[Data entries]
<<<<

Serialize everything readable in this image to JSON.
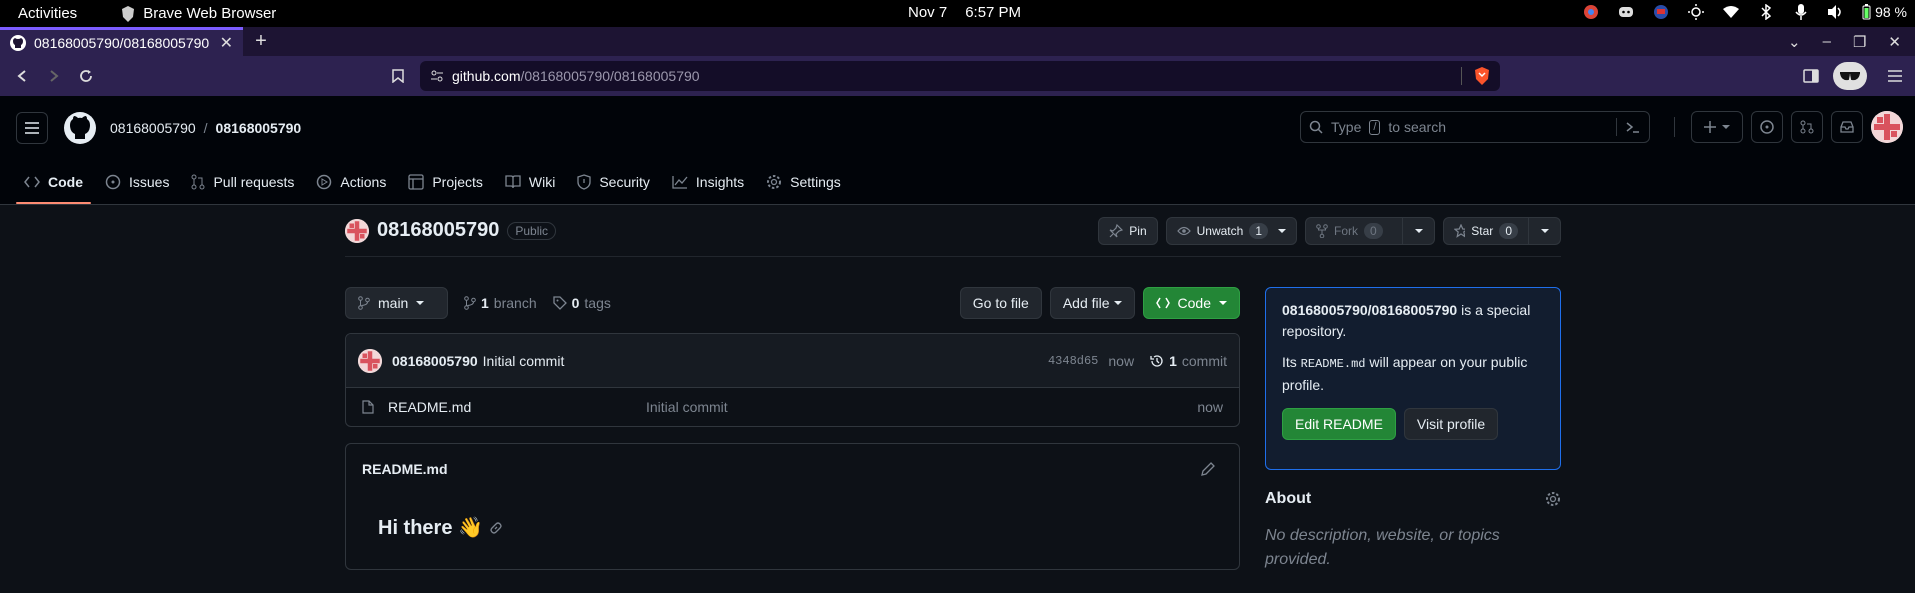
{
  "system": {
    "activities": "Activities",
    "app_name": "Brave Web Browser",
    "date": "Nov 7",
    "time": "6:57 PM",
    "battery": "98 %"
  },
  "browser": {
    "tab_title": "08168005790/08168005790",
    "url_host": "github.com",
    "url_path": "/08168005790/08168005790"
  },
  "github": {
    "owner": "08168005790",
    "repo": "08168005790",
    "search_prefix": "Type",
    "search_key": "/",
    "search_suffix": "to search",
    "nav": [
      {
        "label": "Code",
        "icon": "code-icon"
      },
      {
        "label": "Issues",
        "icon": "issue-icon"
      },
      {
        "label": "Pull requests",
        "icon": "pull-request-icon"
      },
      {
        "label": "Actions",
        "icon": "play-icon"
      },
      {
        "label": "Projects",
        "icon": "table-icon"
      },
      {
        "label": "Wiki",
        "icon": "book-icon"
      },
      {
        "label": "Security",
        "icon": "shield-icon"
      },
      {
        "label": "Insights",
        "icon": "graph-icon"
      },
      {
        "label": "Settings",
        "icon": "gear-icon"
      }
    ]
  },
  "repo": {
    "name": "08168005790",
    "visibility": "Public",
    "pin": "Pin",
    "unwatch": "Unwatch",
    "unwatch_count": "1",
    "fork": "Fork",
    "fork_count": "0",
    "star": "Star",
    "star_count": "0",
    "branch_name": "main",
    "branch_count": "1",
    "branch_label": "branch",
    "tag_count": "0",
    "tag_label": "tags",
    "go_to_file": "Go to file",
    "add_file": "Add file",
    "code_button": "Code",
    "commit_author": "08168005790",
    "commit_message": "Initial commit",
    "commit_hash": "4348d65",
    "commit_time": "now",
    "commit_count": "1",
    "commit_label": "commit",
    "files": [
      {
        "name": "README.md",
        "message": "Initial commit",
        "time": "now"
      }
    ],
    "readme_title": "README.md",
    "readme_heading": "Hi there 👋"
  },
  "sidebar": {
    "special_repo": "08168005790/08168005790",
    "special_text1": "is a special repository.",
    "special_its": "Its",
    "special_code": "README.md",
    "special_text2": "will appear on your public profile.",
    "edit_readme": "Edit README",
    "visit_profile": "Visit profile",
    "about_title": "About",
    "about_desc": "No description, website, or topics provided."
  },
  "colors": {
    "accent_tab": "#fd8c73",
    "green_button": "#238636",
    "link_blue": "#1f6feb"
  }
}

>>>>

Exercise details: Set the pictures aside and transcribe the data above exactly.

Task solution:
Serialize everything readable in this image to JSON.
{
  "system": {
    "activities": "Activities",
    "app_name": "Brave Web Browser",
    "date": "Nov 7",
    "time": "6:57 PM",
    "battery": "98 %"
  },
  "browser": {
    "tab_title": "08168005790/08168005790",
    "url_host": "github.com",
    "url_path": "/08168005790/08168005790"
  },
  "github": {
    "owner": "08168005790",
    "repo": "08168005790",
    "search_prefix": "Type",
    "search_key": "/",
    "search_suffix": "to search",
    "nav": [
      {
        "label": "Code",
        "icon": "code-icon"
      },
      {
        "label": "Issues",
        "icon": "issue-icon"
      },
      {
        "label": "Pull requests",
        "icon": "pull-request-icon"
      },
      {
        "label": "Actions",
        "icon": "play-icon"
      },
      {
        "label": "Projects",
        "icon": "table-icon"
      },
      {
        "label": "Wiki",
        "icon": "book-icon"
      },
      {
        "label": "Security",
        "icon": "shield-icon"
      },
      {
        "label": "Insights",
        "icon": "graph-icon"
      },
      {
        "label": "Settings",
        "icon": "gear-icon"
      }
    ]
  },
  "repo": {
    "name": "08168005790",
    "visibility": "Public",
    "pin": "Pin",
    "unwatch": "Unwatch",
    "unwatch_count": "1",
    "fork": "Fork",
    "fork_count": "0",
    "star": "Star",
    "star_count": "0",
    "branch_name": "main",
    "branch_count": "1",
    "branch_label": "branch",
    "tag_count": "0",
    "tag_label": "tags",
    "go_to_file": "Go to file",
    "add_file": "Add file",
    "code_button": "Code",
    "commit_author": "08168005790",
    "commit_message": "Initial commit",
    "commit_hash": "4348d65",
    "commit_time": "now",
    "commit_count": "1",
    "commit_label": "commit",
    "files": [
      {
        "name": "README.md",
        "message": "Initial commit",
        "time": "now"
      }
    ],
    "readme_title": "README.md",
    "readme_heading": "Hi there 👋"
  },
  "sidebar": {
    "special_repo": "08168005790/08168005790",
    "special_text1": "is a special repository.",
    "special_its": "Its",
    "special_code": "README.md",
    "special_text2": "will appear on your public profile.",
    "edit_readme": "Edit README",
    "visit_profile": "Visit profile",
    "about_title": "About",
    "about_desc": "No description, website, or topics provided."
  },
  "colors": {
    "accent_tab": "#fd8c73",
    "green_button": "#238636",
    "link_blue": "#1f6feb"
  }
}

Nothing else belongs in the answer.